Copy the entries word for word, from the very beginning through the line that contains "tool-window-problems[interactable]: ⚠ 问题", including that line.

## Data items
________

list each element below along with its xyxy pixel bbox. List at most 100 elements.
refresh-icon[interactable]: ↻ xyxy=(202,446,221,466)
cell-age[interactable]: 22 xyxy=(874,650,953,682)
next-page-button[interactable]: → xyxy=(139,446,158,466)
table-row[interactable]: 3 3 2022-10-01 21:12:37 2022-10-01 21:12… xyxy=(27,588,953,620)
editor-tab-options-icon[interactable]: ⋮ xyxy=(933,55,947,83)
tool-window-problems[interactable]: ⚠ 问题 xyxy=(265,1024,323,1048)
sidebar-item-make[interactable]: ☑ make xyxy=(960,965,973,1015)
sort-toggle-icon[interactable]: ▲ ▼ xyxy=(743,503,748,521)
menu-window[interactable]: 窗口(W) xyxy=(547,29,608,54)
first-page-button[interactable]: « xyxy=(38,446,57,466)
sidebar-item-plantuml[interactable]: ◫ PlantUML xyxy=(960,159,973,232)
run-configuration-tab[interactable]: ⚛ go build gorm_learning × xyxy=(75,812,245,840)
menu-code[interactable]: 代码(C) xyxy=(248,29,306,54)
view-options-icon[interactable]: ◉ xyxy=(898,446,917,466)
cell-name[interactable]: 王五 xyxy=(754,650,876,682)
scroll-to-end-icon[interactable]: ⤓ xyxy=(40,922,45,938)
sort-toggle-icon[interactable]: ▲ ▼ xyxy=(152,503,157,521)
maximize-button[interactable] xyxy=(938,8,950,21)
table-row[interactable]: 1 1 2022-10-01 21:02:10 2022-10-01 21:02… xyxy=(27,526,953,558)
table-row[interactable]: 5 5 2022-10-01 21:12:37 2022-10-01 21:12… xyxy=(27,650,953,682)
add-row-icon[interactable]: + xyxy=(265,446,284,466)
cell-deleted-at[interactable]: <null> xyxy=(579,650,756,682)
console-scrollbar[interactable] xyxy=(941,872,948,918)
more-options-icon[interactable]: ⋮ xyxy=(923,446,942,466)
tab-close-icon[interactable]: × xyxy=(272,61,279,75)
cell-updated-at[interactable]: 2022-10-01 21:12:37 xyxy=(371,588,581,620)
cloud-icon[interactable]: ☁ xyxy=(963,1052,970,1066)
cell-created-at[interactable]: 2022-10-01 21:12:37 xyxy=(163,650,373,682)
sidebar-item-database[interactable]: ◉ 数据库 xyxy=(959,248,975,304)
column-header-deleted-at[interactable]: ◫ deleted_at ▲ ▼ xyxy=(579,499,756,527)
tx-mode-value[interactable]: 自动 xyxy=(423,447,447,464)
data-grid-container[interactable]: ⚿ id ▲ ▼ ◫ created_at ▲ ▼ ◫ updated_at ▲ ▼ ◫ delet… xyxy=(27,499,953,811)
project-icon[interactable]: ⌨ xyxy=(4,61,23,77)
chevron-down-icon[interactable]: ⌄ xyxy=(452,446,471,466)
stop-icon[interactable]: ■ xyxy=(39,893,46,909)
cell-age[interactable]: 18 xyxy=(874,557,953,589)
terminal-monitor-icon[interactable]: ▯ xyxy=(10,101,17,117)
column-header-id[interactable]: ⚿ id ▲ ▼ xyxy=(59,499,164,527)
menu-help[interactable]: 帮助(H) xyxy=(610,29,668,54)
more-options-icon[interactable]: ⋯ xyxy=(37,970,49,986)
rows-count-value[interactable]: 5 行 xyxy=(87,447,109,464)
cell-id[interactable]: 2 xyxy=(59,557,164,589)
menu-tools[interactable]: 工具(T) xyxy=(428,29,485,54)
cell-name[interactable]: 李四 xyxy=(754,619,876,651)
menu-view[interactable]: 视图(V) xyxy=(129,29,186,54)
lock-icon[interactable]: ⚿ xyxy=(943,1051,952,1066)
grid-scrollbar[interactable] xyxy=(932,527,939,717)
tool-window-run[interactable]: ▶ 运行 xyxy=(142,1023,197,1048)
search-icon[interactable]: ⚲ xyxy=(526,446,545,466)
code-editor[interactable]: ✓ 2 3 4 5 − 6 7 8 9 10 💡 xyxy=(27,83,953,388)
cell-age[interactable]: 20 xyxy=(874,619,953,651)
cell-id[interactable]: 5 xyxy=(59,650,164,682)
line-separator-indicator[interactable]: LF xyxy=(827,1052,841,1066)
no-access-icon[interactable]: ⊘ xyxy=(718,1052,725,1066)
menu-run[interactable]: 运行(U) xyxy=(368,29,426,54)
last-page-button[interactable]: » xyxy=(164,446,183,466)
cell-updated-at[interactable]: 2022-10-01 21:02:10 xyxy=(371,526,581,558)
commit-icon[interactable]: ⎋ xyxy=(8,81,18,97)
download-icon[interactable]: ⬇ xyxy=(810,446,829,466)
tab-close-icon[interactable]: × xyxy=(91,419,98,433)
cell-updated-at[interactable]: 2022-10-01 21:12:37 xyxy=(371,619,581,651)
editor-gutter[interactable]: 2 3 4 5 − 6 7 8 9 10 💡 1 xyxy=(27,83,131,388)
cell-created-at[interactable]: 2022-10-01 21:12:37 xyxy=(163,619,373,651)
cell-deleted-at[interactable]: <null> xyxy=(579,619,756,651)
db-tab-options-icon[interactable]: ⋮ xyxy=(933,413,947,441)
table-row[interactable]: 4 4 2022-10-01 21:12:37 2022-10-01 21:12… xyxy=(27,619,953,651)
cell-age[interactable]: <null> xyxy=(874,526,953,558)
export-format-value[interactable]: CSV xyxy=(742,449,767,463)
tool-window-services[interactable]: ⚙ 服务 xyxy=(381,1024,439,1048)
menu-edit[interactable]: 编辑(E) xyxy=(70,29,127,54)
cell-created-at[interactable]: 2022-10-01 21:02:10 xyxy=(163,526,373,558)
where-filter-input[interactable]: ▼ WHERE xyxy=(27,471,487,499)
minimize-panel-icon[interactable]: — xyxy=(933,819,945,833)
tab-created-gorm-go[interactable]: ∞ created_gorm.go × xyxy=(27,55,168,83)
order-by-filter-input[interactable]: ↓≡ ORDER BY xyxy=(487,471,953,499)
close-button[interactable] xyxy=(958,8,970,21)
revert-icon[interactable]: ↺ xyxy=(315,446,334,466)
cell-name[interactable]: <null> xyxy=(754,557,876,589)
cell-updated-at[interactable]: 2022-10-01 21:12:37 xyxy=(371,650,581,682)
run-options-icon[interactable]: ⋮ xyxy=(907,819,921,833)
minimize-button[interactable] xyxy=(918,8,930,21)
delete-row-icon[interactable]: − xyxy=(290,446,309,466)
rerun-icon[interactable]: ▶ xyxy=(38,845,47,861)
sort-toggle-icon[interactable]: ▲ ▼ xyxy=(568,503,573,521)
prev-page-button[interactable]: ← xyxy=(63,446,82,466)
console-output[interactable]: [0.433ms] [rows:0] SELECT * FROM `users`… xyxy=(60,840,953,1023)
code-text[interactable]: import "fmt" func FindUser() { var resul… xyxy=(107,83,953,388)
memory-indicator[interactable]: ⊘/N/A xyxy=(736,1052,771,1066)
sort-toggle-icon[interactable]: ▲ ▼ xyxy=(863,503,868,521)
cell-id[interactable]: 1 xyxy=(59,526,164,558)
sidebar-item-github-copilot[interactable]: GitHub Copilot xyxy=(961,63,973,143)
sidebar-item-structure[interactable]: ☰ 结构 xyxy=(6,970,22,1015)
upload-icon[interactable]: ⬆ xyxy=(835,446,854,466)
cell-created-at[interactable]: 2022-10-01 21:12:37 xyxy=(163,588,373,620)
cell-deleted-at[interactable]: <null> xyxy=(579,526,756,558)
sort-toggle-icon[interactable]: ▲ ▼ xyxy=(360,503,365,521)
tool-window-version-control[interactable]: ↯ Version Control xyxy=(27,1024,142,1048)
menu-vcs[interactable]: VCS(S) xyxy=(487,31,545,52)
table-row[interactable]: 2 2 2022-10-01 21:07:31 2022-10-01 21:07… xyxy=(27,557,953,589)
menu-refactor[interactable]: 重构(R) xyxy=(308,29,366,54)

________

## Solved problem
list each element below along with its xyxy pixel bbox. List at most 100 elements.
refresh-icon[interactable]: ↻ xyxy=(202,446,221,466)
cell-age[interactable]: 22 xyxy=(874,650,953,682)
next-page-button[interactable]: → xyxy=(139,446,158,466)
table-row[interactable]: 3 3 2022-10-01 21:12:37 2022-10-01 21:12… xyxy=(27,588,953,620)
editor-tab-options-icon[interactable]: ⋮ xyxy=(933,55,947,83)
tool-window-problems[interactable]: ⚠ 问题 xyxy=(265,1024,323,1048)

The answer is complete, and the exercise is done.